# [Brief]
Scan the records below for the word "options" and give only the number of lines that hold it.
---- Material to process
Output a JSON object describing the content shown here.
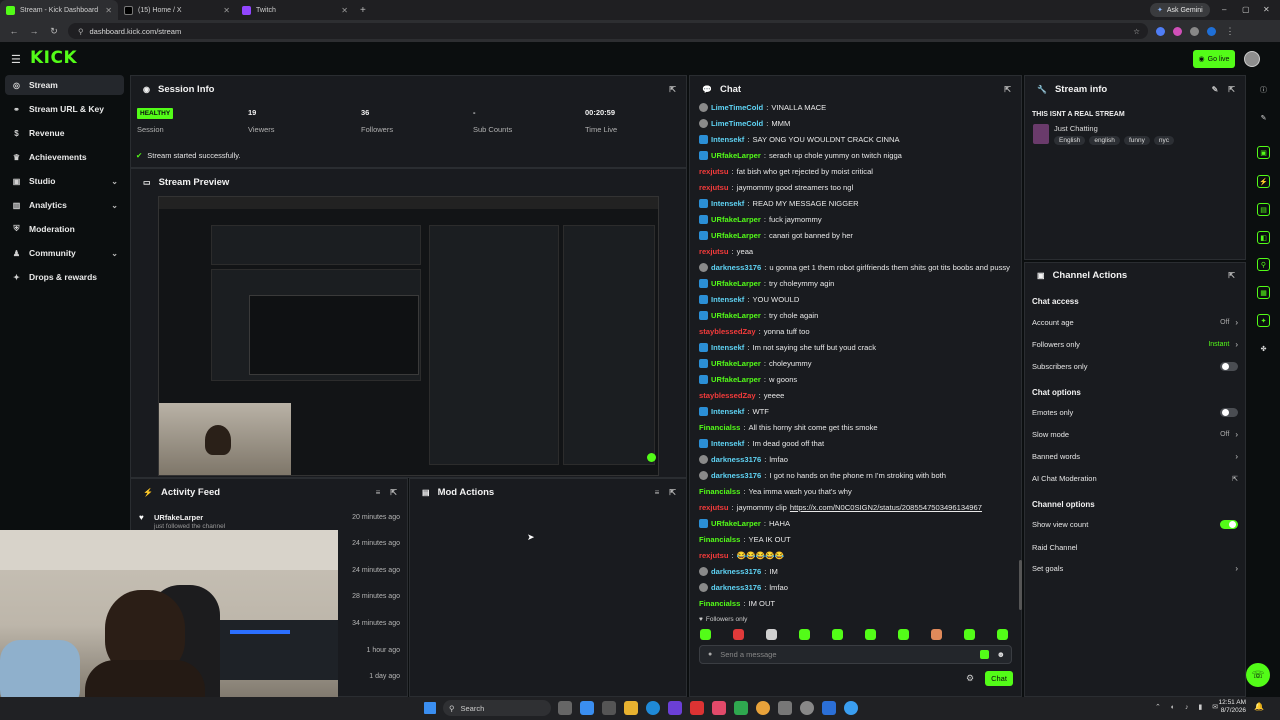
{
  "browser": {
    "tabs": [
      {
        "title": "Stream - Kick Dashboard",
        "active": true
      },
      {
        "title": "(15) Home / X",
        "active": false
      },
      {
        "title": "Twitch",
        "active": false
      }
    ],
    "ask_gemini": "Ask Gemini",
    "url": "dashboard.kick.com/stream"
  },
  "header": {
    "logo": "KICK",
    "go_live": "Go live"
  },
  "sidebar": {
    "items": [
      {
        "label": "Stream",
        "icon": "broadcast-icon",
        "active": true
      },
      {
        "label": "Stream URL & Key",
        "icon": "link-icon"
      },
      {
        "label": "Revenue",
        "icon": "dollar-icon"
      },
      {
        "label": "Achievements",
        "icon": "trophy-icon"
      },
      {
        "label": "Studio",
        "icon": "video-icon",
        "expand": true
      },
      {
        "label": "Analytics",
        "icon": "chart-icon",
        "expand": true
      },
      {
        "label": "Moderation",
        "icon": "shield-icon"
      },
      {
        "label": "Community",
        "icon": "people-icon",
        "expand": true
      },
      {
        "label": "Drops & rewards",
        "icon": "gift-icon"
      }
    ]
  },
  "session": {
    "title": "Session Info",
    "status_badge": "HEALTHY",
    "status_label": "Session",
    "viewers": "19",
    "viewers_label": "Viewers",
    "followers": "36",
    "followers_label": "Followers",
    "subs": "-",
    "subs_label": "Sub Counts",
    "time_live": "00:20:59",
    "time_live_label": "Time Live",
    "success_msg": "Stream started successfully."
  },
  "preview": {
    "title": "Stream Preview"
  },
  "activity": {
    "title": "Activity Feed",
    "items": [
      {
        "user": "URfakeLarper",
        "text": "just followed the channel",
        "time": "20 minutes ago"
      },
      {
        "time": "24 minutes ago"
      },
      {
        "time": "24 minutes ago"
      },
      {
        "time": "28 minutes ago"
      },
      {
        "time": "34 minutes ago"
      },
      {
        "time": "1 hour ago"
      },
      {
        "time": "1 day ago"
      }
    ]
  },
  "mod_actions": {
    "title": "Mod Actions"
  },
  "chat": {
    "title": "Chat",
    "messages": [
      {
        "user": "LimeTimeCold",
        "color": "#5fd4f5",
        "text": "VINALLA MACE",
        "badge": "#8a8a8a"
      },
      {
        "user": "LimeTimeCold",
        "color": "#5fd4f5",
        "text": "MMM",
        "badge": "#8a8a8a"
      },
      {
        "user": "Intensekf",
        "color": "#5fd4f5",
        "text": "SAY ONG YOU WOULDNT CRACK CINNA",
        "badge": "#2b8fd6"
      },
      {
        "user": "URfakeLarper",
        "color": "#53fc18",
        "text": "serach up chole yummy on twitch nigga",
        "badge": "#2b8fd6"
      },
      {
        "user": "rexjutsu",
        "color": "#f53b3b",
        "text": "fat bish who get rejected by moist critical",
        "badge": ""
      },
      {
        "user": "rexjutsu",
        "color": "#f53b3b",
        "text": "jaymommy good streamers too ngl",
        "badge": ""
      },
      {
        "user": "Intensekf",
        "color": "#5fd4f5",
        "text": "READ MY MESSAGE NIGGER",
        "badge": "#2b8fd6"
      },
      {
        "user": "URfakeLarper",
        "color": "#53fc18",
        "text": "fuck jaymommy",
        "badge": "#2b8fd6"
      },
      {
        "user": "URfakeLarper",
        "color": "#53fc18",
        "text": "canari got banned by her",
        "badge": "#2b8fd6"
      },
      {
        "user": "rexjutsu",
        "color": "#f53b3b",
        "text": "yeaa",
        "badge": ""
      },
      {
        "user": "darkness3176",
        "color": "#5fd4f5",
        "text": "u gonna get 1 them robot girlfriends them shits got tits boobs and pussy",
        "badge": "#8a8a8a"
      },
      {
        "user": "URfakeLarper",
        "color": "#53fc18",
        "text": "try choleymmy agin",
        "badge": "#2b8fd6"
      },
      {
        "user": "Intensekf",
        "color": "#5fd4f5",
        "text": "YOU WOULD",
        "badge": "#2b8fd6"
      },
      {
        "user": "URfakeLarper",
        "color": "#53fc18",
        "text": "try chole again",
        "badge": "#2b8fd6"
      },
      {
        "user": "stayblessedZay",
        "color": "#f53b3b",
        "text": "yonna tuff too",
        "badge": ""
      },
      {
        "user": "Intensekf",
        "color": "#5fd4f5",
        "text": "Im not saying she tuff but youd crack",
        "badge": "#2b8fd6"
      },
      {
        "user": "URfakeLarper",
        "color": "#53fc18",
        "text": "choleyummy",
        "badge": "#2b8fd6"
      },
      {
        "user": "URfakeLarper",
        "color": "#53fc18",
        "text": "w goons",
        "badge": "#2b8fd6"
      },
      {
        "user": "stayblessedZay",
        "color": "#f53b3b",
        "text": "yeeee",
        "badge": ""
      },
      {
        "user": "Intensekf",
        "color": "#5fd4f5",
        "text": "WTF",
        "badge": "#2b8fd6"
      },
      {
        "user": "Financialss",
        "color": "#53fc18",
        "text": "All this horny shit come get this smoke",
        "badge": ""
      },
      {
        "user": "Intensekf",
        "color": "#5fd4f5",
        "text": "Im dead good off that",
        "badge": "#2b8fd6"
      },
      {
        "user": "darkness3176",
        "color": "#5fd4f5",
        "text": "lmfao",
        "badge": "#8a8a8a"
      },
      {
        "user": "darkness3176",
        "color": "#5fd4f5",
        "text": "I got no hands on the phone rn I'm stroking with both",
        "badge": "#8a8a8a"
      },
      {
        "user": "Financialss",
        "color": "#53fc18",
        "text": "Yea imma wash you that's why",
        "badge": ""
      },
      {
        "user": "rexjutsu",
        "color": "#f53b3b",
        "text": "jaymommy clip ",
        "link": "https://x.com/N0C0SIGN2/status/2085547503496134967",
        "badge": ""
      },
      {
        "user": "URfakeLarper",
        "color": "#53fc18",
        "text": "HAHA",
        "badge": "#2b8fd6"
      },
      {
        "user": "Financialss",
        "color": "#53fc18",
        "text": "YEA IK OUT",
        "badge": ""
      },
      {
        "user": "rexjutsu",
        "color": "#f53b3b",
        "text": "😂😂😂😂😂",
        "badge": ""
      },
      {
        "user": "darkness3176",
        "color": "#5fd4f5",
        "text": "IM",
        "badge": "#8a8a8a"
      },
      {
        "user": "darkness3176",
        "color": "#5fd4f5",
        "text": "lmfao",
        "badge": "#8a8a8a"
      },
      {
        "user": "Financialss",
        "color": "#53fc18",
        "text": "IM OUT",
        "badge": ""
      }
    ],
    "followers_only": "Followers only",
    "placeholder": "Send a message",
    "send_label": "Chat"
  },
  "stream_info": {
    "title": "Stream info",
    "stream_title": "THIS ISNT A REAL STREAM",
    "category": "Just Chatting",
    "tags": [
      "English",
      "english",
      "funny",
      "nyc"
    ]
  },
  "channel_actions": {
    "title": "Channel Actions",
    "chat_access": "Chat access",
    "account_age": "Account age",
    "account_age_val": "Off",
    "followers_only": "Followers only",
    "followers_only_val": "Instant",
    "subscribers_only": "Subscribers only",
    "chat_options": "Chat options",
    "emotes_only": "Emotes only",
    "slow_mode": "Slow mode",
    "slow_mode_val": "Off",
    "banned_words": "Banned words",
    "ai_moderation": "AI Chat Moderation",
    "channel_options": "Channel options",
    "show_view_count": "Show view count",
    "raid_channel": "Raid Channel",
    "set_goals": "Set goals"
  },
  "taskbar": {
    "search": "Search",
    "time": "12:51 AM",
    "date": "8/7/2026"
  },
  "colors": {
    "accent": "#53fc18",
    "panel": "#191b1f",
    "bg": "#0b0e0f"
  }
}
--------
# [Full output]
2